---------- Data provided

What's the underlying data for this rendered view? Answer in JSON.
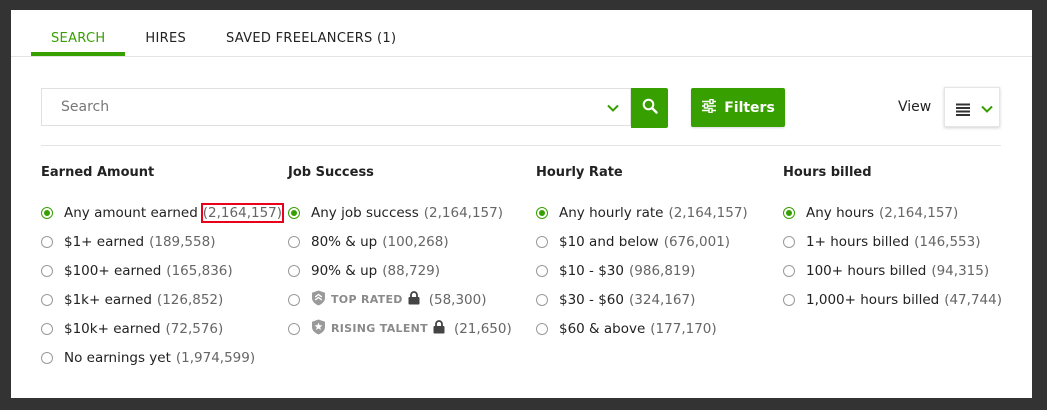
{
  "tabs": [
    {
      "label": "SEARCH",
      "active": true
    },
    {
      "label": "HIRES",
      "active": false
    },
    {
      "label": "SAVED FREELANCERS (1)",
      "active": false
    }
  ],
  "search": {
    "placeholder": "Search",
    "value": ""
  },
  "filters_button": {
    "label": "Filters"
  },
  "view": {
    "label": "View",
    "icon": "list-icon"
  },
  "colors": {
    "accent": "#37a000",
    "highlight": "#e8001c"
  },
  "columns": {
    "earned": {
      "title": "Earned Amount",
      "options": [
        {
          "label": "Any amount earned",
          "count": "(2,164,157)",
          "checked": true
        },
        {
          "label": "$1+ earned",
          "count": "(189,558)"
        },
        {
          "label": "$100+ earned",
          "count": "(165,836)"
        },
        {
          "label": "$1k+ earned",
          "count": "(126,852)"
        },
        {
          "label": "$10k+ earned",
          "count": "(72,576)"
        },
        {
          "label": "No earnings yet",
          "count": "(1,974,599)"
        }
      ]
    },
    "job_success": {
      "title": "Job Success",
      "options": [
        {
          "label": "Any job success",
          "count": "(2,164,157)",
          "checked": true
        },
        {
          "label": "80% & up",
          "count": "(100,268)"
        },
        {
          "label": "90% & up",
          "count": "(88,729)"
        },
        {
          "label": "TOP RATED",
          "count": "(58,300)"
        },
        {
          "label": "RISING TALENT",
          "count": "(21,650)"
        }
      ]
    },
    "hourly_rate": {
      "title": "Hourly Rate",
      "options": [
        {
          "label": "Any hourly rate",
          "count": "(2,164,157)",
          "checked": true
        },
        {
          "label": "$10 and below",
          "count": "(676,001)"
        },
        {
          "label": "$10 - $30",
          "count": "(986,819)"
        },
        {
          "label": "$30 - $60",
          "count": "(324,167)"
        },
        {
          "label": "$60 & above",
          "count": "(177,170)"
        }
      ]
    },
    "hours_billed": {
      "title": "Hours billed",
      "options": [
        {
          "label": "Any hours",
          "count": "(2,164,157)",
          "checked": true
        },
        {
          "label": "1+ hours billed",
          "count": "(146,553)"
        },
        {
          "label": "100+ hours billed",
          "count": "(94,315)"
        },
        {
          "label": "1,000+ hours billed",
          "count": "(47,744)"
        }
      ]
    }
  }
}
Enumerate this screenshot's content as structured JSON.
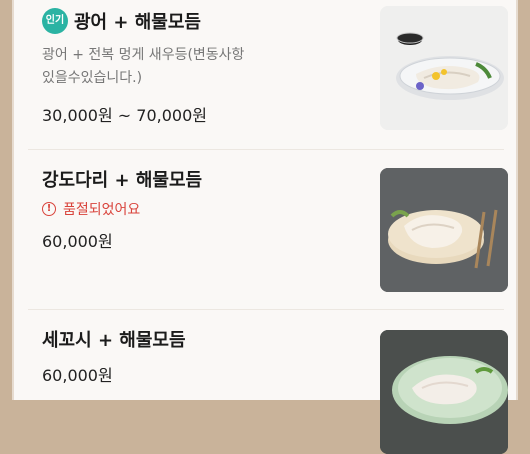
{
  "menu": {
    "items": [
      {
        "badge": "인기",
        "name": "광어 + 해물모듬",
        "desc_line1": "광어 + 전복 멍게 새우등(변동사항",
        "desc_line2": "있을수있습니다.)",
        "price": "30,000원 ~ 70,000원",
        "image_icon": "fish-platter-photo"
      },
      {
        "name": "강도다리 + 해물모듬",
        "status": "품절되었어요",
        "status_icon": "warning-circle-icon",
        "price": "60,000원",
        "image_icon": "fish-platter-photo"
      },
      {
        "name": "세꼬시 + 해물모듬",
        "price": "60,000원",
        "image_icon": "fish-platter-photo"
      }
    ]
  },
  "colors": {
    "accent_badge": "#2bb3a3",
    "soldout_red": "#d9443c",
    "background": "#faf8f6"
  }
}
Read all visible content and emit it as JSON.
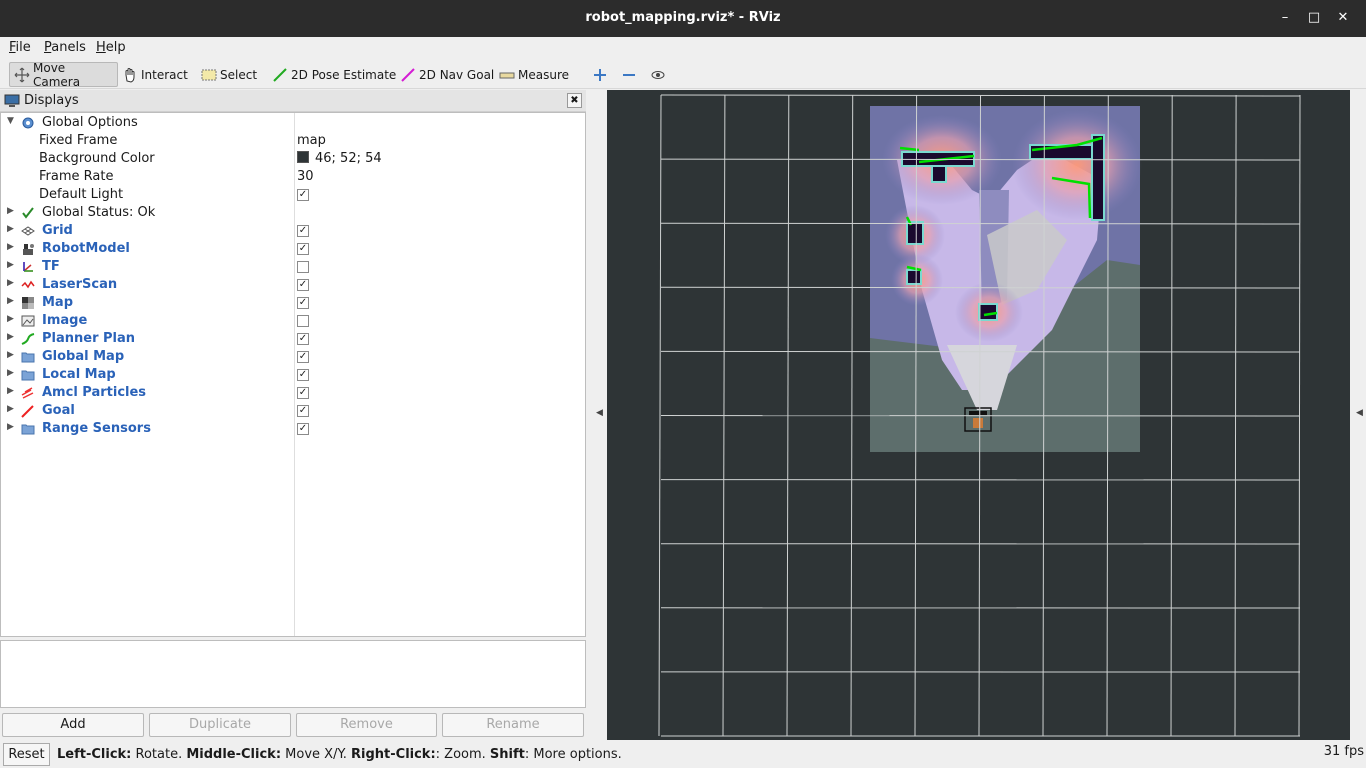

--------------------

**Exercise**
Quote every line word for word and keep the images out of the copy.

**Finished task**
What's the underlying data for this rendered view? Answer in JSON.
{
  "tabs": [
    {
      "label": "SEARCH",
      "active": true
    },
    {
      "label": "HIRES",
      "active": false
    },
    {
      "label": "SAVED FREELANCERS (1)",
      "active": false
    }
  ],
  "search": {
    "placeholder": "Search",
    "value": ""
  },
  "filters_button": {
    "label": "Filters"
  },
  "view": {
    "label": "View",
    "icon": "list-icon"
  },
  "colors": {
    "accent": "#37a000",
    "highlight": "#e8001c"
  },
  "columns": {
    "earned": {
      "title": "Earned Amount",
      "options": [
        {
          "label": "Any amount earned",
          "count": "(2,164,157)",
          "checked": true
        },
        {
          "label": "$1+ earned",
          "count": "(189,558)"
        },
        {
          "label": "$100+ earned",
          "count": "(165,836)"
        },
        {
          "label": "$1k+ earned",
          "count": "(126,852)"
        },
        {
          "label": "$10k+ earned",
          "count": "(72,576)"
        },
        {
          "label": "No earnings yet",
          "count": "(1,974,599)"
        }
      ]
    },
    "job_success": {
      "title": "Job Success",
      "options": [
        {
          "label": "Any job success",
          "count": "(2,164,157)",
          "checked": true
        },
        {
          "label": "80% & up",
          "count": "(100,268)"
        },
        {
          "label": "90% & up",
          "count": "(88,729)"
        },
        {
          "label": "TOP RATED",
          "count": "(58,300)"
        },
        {
          "label": "RISING TALENT",
          "count": "(21,650)"
        }
      ]
    },
    "hourly_rate": {
      "title": "Hourly Rate",
      "options": [
        {
          "label": "Any hourly rate",
          "count": "(2,164,157)",
          "checked": true
        },
        {
          "label": "$10 and below",
          "count": "(676,001)"
        },
        {
          "label": "$10 - $30",
          "count": "(986,819)"
        },
        {
          "label": "$30 - $60",
          "count": "(324,167)"
        },
        {
          "label": "$60 & above",
          "count": "(177,170)"
        }
      ]
    },
    "hours_billed": {
      "title": "Hours billed",
      "options": [
        {
          "label": "Any hours",
          "count": "(2,164,157)",
          "checked": true
        },
        {
          "label": "1+ hours billed",
          "count": "(146,553)"
        },
        {
          "label": "100+ hours billed",
          "count": "(94,315)"
        },
        {
          "label": "1,000+ hours billed",
          "count": "(47,744)"
        }
      ]
    }
  }
}
Enumerate this screenshot's content as structured JSON.
{
  "menu": {
    "items": [
      {
        "badge": "인기",
        "name": "광어 + 해물모듬",
        "desc_line1": "광어 + 전복 멍게 새우등(변동사항",
        "desc_line2": "있을수있습니다.)",
        "price": "30,000원 ~ 70,000원",
        "image_icon": "fish-platter-photo"
      },
      {
        "name": "강도다리 + 해물모듬",
        "status": "품절되었어요",
        "status_icon": "warning-circle-icon",
        "price": "60,000원",
        "image_icon": "fish-platter-photo"
      },
      {
        "name": "세꼬시 + 해물모듬",
        "price": "60,000원",
        "image_icon": "fish-platter-photo"
      }
    ]
  },
  "colors": {
    "accent_badge": "#2bb3a3",
    "soldout_red": "#d9443c",
    "background": "#faf8f6"
  }
}
Read all visible content and emit it as JSON.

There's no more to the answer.